» **What is being asked**: Duplicate the material below character for character, keeping every line and its order unchanged.

* BEGIN Information given *

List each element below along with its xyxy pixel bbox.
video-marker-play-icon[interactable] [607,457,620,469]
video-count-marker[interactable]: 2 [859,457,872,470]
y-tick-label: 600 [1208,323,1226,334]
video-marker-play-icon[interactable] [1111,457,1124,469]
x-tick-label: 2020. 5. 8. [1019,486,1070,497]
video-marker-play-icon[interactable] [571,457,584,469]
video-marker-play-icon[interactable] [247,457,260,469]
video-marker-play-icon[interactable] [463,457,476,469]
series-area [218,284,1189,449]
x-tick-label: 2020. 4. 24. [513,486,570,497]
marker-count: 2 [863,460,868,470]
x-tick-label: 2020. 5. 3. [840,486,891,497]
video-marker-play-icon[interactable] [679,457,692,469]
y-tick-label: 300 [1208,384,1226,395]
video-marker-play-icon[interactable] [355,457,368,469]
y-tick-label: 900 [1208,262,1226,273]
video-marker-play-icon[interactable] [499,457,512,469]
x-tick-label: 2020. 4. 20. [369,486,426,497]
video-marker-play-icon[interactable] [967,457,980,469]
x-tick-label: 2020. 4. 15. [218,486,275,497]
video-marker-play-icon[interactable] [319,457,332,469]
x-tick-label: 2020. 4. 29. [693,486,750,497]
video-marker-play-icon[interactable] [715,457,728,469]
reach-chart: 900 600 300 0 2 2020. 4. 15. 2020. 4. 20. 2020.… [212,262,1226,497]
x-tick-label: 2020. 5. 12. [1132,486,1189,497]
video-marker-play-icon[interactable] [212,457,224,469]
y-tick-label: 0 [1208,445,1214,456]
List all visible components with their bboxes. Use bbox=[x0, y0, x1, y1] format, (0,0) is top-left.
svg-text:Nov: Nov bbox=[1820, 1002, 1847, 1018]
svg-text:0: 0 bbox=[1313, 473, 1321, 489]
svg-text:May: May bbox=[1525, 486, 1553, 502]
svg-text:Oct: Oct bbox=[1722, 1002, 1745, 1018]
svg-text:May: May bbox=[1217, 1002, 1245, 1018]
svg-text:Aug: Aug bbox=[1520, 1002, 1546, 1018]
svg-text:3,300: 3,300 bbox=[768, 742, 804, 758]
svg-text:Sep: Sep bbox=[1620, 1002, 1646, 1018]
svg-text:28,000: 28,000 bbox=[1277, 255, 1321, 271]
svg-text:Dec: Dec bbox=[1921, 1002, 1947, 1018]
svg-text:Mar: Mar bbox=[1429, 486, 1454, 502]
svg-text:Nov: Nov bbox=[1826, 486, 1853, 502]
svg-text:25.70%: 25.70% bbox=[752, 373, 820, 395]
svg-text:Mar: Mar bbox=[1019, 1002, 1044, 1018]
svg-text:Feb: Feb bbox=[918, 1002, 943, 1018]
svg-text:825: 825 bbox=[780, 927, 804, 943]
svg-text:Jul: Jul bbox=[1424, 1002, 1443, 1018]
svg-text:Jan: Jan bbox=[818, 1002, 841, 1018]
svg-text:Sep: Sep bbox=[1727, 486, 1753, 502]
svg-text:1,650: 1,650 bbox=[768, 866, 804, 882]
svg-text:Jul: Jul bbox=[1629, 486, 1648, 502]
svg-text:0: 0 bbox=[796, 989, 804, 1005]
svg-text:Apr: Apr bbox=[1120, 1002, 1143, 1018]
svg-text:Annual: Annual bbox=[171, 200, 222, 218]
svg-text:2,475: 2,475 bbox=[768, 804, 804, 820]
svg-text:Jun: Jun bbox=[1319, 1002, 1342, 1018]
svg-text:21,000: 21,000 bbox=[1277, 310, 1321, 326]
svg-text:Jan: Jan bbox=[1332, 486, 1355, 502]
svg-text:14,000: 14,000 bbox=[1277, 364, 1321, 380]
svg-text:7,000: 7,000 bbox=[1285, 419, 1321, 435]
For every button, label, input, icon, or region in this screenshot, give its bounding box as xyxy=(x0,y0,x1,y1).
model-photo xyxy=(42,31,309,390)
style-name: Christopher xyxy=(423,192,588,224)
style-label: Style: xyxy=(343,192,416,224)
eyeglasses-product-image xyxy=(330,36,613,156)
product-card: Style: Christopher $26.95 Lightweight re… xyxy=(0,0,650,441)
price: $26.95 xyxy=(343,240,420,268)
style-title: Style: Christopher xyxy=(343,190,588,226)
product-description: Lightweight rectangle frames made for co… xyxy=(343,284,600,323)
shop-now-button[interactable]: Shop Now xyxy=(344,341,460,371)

* END Information given *

» **Written response**:
List each element below along with its xyxy pixel bbox.
video-marker-play-icon[interactable] [607,457,620,469]
video-count-marker[interactable]: 2 [859,457,872,470]
y-tick-label: 600 [1208,323,1226,334]
video-marker-play-icon[interactable] [1111,457,1124,469]
x-tick-label: 2020. 5. 8. [1019,486,1070,497]
video-marker-play-icon[interactable] [571,457,584,469]
video-marker-play-icon[interactable] [247,457,260,469]
video-marker-play-icon[interactable] [463,457,476,469]
series-area [218,284,1189,449]
x-tick-label: 2020. 4. 24. [513,486,570,497]
marker-count: 2 [863,460,868,470]
x-tick-label: 2020. 5. 3. [840,486,891,497]
video-marker-play-icon[interactable] [679,457,692,469]
y-tick-label: 300 [1208,384,1226,395]
video-marker-play-icon[interactable] [355,457,368,469]
y-tick-label: 900 [1208,262,1226,273]
video-marker-play-icon[interactable] [499,457,512,469]
x-tick-label: 2020. 4. 20. [369,486,426,497]
video-marker-play-icon[interactable] [967,457,980,469]
x-tick-label: 2020. 4. 15. [218,486,275,497]
video-marker-play-icon[interactable] [319,457,332,469]
x-tick-label: 2020. 4. 29. [693,486,750,497]
video-marker-play-icon[interactable] [715,457,728,469]
reach-chart: 900 600 300 0 2 2020. 4. 15. 2020. 4. 20. 2020.… [212,262,1226,497]
x-tick-label: 2020. 5. 12. [1132,486,1189,497]
video-marker-play-icon[interactable] [212,457,224,469]
y-tick-label: 0 [1208,445,1214,456]
List all visible components with their bboxes. Use bbox=[x0, y0, x1, y1] format, (0,0) is top-left.
svg-text:Nov: Nov bbox=[1820, 1002, 1847, 1018]
svg-text:0: 0 bbox=[1313, 473, 1321, 489]
svg-text:May: May bbox=[1525, 486, 1553, 502]
svg-text:Oct: Oct bbox=[1722, 1002, 1745, 1018]
svg-text:May: May bbox=[1217, 1002, 1245, 1018]
svg-text:Aug: Aug bbox=[1520, 1002, 1546, 1018]
svg-text:3,300: 3,300 bbox=[768, 742, 804, 758]
svg-text:Sep: Sep bbox=[1620, 1002, 1646, 1018]
svg-text:28,000: 28,000 bbox=[1277, 255, 1321, 271]
svg-text:Dec: Dec bbox=[1921, 1002, 1947, 1018]
svg-text:Mar: Mar bbox=[1429, 486, 1454, 502]
svg-text:Nov: Nov bbox=[1826, 486, 1853, 502]
svg-text:25.70%: 25.70% bbox=[752, 373, 820, 395]
svg-text:Mar: Mar bbox=[1019, 1002, 1044, 1018]
svg-text:Feb: Feb bbox=[918, 1002, 943, 1018]
svg-text:825: 825 bbox=[780, 927, 804, 943]
svg-text:Jul: Jul bbox=[1424, 1002, 1443, 1018]
svg-text:Jan: Jan bbox=[818, 1002, 841, 1018]
svg-text:Sep: Sep bbox=[1727, 486, 1753, 502]
svg-text:1,650: 1,650 bbox=[768, 866, 804, 882]
svg-text:Jul: Jul bbox=[1629, 486, 1648, 502]
svg-text:0: 0 bbox=[796, 989, 804, 1005]
svg-text:Apr: Apr bbox=[1120, 1002, 1143, 1018]
svg-text:Annual: Annual bbox=[171, 200, 222, 218]
svg-text:2,475: 2,475 bbox=[768, 804, 804, 820]
svg-text:Jun: Jun bbox=[1319, 1002, 1342, 1018]
svg-text:21,000: 21,000 bbox=[1277, 310, 1321, 326]
svg-text:Jan: Jan bbox=[1332, 486, 1355, 502]
svg-text:14,000: 14,000 bbox=[1277, 364, 1321, 380]
svg-text:7,000: 7,000 bbox=[1285, 419, 1321, 435]
For every button, label, input, icon, or region in this screenshot, give its bounding box as xyxy=(x0,y0,x1,y1).
model-photo xyxy=(42,31,309,390)
style-name: Christopher xyxy=(423,192,588,224)
style-label: Style: xyxy=(343,192,416,224)
eyeglasses-product-image xyxy=(330,36,613,156)
product-card: Style: Christopher $26.95 Lightweight re… xyxy=(0,0,650,441)
price: $26.95 xyxy=(343,240,420,268)
style-title: Style: Christopher xyxy=(343,190,588,226)
product-description: Lightweight rectangle frames made for co… xyxy=(343,284,600,323)
shop-now-button[interactable]: Shop Now xyxy=(344,341,460,371)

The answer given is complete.